What you have to do
Which lines below hold the word "this"? Report each one.

>> Start Exercise input

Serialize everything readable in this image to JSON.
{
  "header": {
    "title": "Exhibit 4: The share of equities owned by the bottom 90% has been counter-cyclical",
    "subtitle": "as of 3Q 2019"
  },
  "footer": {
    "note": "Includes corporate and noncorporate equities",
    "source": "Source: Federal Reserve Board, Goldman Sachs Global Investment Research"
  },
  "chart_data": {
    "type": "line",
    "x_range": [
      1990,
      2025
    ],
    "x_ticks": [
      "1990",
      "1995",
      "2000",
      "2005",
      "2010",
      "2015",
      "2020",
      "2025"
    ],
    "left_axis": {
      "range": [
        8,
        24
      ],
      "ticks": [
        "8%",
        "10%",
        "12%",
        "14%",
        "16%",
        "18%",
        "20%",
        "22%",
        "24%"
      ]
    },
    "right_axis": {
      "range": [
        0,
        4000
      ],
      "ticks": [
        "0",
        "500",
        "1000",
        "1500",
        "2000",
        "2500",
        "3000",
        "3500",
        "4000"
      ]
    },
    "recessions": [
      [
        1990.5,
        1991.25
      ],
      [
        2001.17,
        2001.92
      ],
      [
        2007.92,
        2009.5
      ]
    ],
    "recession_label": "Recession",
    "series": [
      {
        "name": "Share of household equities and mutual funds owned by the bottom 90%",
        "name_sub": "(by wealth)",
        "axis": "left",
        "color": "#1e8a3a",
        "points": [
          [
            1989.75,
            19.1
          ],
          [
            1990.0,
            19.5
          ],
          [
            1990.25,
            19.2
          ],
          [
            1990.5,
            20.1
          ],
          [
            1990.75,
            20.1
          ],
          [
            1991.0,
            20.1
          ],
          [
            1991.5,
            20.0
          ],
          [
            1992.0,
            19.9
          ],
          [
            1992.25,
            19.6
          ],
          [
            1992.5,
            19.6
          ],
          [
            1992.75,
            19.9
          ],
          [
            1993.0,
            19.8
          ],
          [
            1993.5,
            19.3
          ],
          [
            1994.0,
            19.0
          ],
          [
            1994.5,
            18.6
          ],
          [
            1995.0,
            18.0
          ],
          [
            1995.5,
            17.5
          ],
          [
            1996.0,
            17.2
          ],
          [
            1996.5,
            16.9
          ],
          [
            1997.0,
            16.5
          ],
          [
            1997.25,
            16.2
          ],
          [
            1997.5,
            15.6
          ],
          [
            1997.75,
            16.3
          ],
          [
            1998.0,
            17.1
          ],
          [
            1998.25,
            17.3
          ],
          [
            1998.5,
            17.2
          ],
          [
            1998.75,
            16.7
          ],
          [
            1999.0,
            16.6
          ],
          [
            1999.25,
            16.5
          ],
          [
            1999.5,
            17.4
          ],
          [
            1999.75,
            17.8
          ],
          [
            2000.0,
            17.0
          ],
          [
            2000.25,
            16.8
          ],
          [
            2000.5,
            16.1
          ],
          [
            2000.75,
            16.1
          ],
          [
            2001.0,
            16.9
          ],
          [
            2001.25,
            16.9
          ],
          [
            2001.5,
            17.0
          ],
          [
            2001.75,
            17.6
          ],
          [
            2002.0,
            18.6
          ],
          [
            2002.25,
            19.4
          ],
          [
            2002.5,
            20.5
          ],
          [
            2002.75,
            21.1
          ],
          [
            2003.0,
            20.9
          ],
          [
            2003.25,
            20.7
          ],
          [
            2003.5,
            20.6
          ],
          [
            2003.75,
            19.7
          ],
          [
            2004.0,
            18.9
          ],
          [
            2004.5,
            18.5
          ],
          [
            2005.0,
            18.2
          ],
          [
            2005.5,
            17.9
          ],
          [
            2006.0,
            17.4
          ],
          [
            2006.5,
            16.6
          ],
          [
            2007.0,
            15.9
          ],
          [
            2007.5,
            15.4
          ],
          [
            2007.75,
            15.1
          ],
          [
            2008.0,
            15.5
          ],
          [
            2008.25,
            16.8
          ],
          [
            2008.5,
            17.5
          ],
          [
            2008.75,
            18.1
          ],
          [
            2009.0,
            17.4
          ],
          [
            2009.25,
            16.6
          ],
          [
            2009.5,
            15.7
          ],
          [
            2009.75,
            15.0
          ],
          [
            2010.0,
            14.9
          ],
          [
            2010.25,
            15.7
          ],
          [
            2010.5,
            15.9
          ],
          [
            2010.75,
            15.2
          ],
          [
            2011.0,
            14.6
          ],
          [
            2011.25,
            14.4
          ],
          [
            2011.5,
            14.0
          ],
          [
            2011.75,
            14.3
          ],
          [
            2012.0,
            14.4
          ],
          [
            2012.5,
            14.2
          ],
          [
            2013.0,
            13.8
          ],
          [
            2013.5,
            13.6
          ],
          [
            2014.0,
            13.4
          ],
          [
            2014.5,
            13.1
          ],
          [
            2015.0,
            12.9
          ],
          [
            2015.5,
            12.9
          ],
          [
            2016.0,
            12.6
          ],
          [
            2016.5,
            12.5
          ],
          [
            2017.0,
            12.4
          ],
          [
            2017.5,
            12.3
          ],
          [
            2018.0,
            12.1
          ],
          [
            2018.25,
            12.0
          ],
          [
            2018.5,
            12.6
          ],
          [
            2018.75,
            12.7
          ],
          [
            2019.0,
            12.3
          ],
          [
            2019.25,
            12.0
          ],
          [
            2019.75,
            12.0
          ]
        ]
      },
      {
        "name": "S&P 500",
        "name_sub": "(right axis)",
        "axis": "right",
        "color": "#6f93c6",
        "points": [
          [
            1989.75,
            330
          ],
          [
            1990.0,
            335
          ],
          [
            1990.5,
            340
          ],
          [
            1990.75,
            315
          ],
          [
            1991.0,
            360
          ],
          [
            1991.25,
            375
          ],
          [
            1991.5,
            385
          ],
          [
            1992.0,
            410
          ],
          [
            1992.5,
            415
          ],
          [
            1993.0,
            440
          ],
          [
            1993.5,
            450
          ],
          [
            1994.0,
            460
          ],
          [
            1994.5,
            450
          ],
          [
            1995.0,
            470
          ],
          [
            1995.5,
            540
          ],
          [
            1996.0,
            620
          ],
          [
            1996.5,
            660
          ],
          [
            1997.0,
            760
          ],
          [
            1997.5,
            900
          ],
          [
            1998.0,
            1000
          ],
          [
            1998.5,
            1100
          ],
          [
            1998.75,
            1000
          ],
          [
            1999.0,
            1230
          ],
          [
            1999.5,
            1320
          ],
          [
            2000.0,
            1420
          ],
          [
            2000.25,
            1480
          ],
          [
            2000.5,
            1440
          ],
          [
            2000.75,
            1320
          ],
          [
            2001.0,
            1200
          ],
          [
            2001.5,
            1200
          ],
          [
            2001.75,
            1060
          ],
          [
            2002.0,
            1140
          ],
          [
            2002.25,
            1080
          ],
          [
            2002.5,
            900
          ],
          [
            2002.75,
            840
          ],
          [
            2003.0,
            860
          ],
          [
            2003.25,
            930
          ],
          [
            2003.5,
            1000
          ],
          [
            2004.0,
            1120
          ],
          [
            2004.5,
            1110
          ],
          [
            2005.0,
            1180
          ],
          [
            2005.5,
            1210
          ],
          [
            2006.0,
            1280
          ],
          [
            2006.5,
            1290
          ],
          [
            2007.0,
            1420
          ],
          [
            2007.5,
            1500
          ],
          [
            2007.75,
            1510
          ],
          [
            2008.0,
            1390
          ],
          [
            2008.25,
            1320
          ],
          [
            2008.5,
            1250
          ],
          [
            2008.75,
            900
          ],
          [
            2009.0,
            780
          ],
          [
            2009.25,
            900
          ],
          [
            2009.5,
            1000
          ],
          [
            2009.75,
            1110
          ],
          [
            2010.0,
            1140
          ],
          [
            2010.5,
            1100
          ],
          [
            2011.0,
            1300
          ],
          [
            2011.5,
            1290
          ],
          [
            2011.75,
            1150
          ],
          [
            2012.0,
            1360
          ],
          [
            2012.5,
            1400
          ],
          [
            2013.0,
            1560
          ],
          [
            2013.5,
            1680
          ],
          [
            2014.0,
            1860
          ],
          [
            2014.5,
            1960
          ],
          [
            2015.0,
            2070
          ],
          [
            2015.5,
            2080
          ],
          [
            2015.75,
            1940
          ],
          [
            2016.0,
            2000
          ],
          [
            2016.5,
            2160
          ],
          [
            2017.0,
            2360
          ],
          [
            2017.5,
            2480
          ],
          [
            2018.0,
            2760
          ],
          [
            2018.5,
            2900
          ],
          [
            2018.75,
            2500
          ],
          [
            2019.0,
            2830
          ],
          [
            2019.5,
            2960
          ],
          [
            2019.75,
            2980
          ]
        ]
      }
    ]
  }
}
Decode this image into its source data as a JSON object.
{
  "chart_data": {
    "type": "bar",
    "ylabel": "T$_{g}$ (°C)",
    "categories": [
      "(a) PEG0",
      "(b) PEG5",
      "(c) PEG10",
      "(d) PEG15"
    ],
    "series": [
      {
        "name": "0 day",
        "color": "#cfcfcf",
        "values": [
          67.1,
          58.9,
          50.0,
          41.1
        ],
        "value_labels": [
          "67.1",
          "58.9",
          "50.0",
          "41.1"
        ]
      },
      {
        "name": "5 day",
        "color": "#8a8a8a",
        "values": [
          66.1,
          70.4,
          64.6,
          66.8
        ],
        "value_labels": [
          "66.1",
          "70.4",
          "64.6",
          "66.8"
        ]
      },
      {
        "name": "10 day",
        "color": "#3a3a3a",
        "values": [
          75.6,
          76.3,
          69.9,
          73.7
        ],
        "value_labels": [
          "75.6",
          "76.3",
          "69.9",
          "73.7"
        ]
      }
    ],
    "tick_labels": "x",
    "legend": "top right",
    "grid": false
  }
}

>> End Exercise input

Task response
Serialize everything readable in this image to JSON.
Decode this image into its source data as a JSON object.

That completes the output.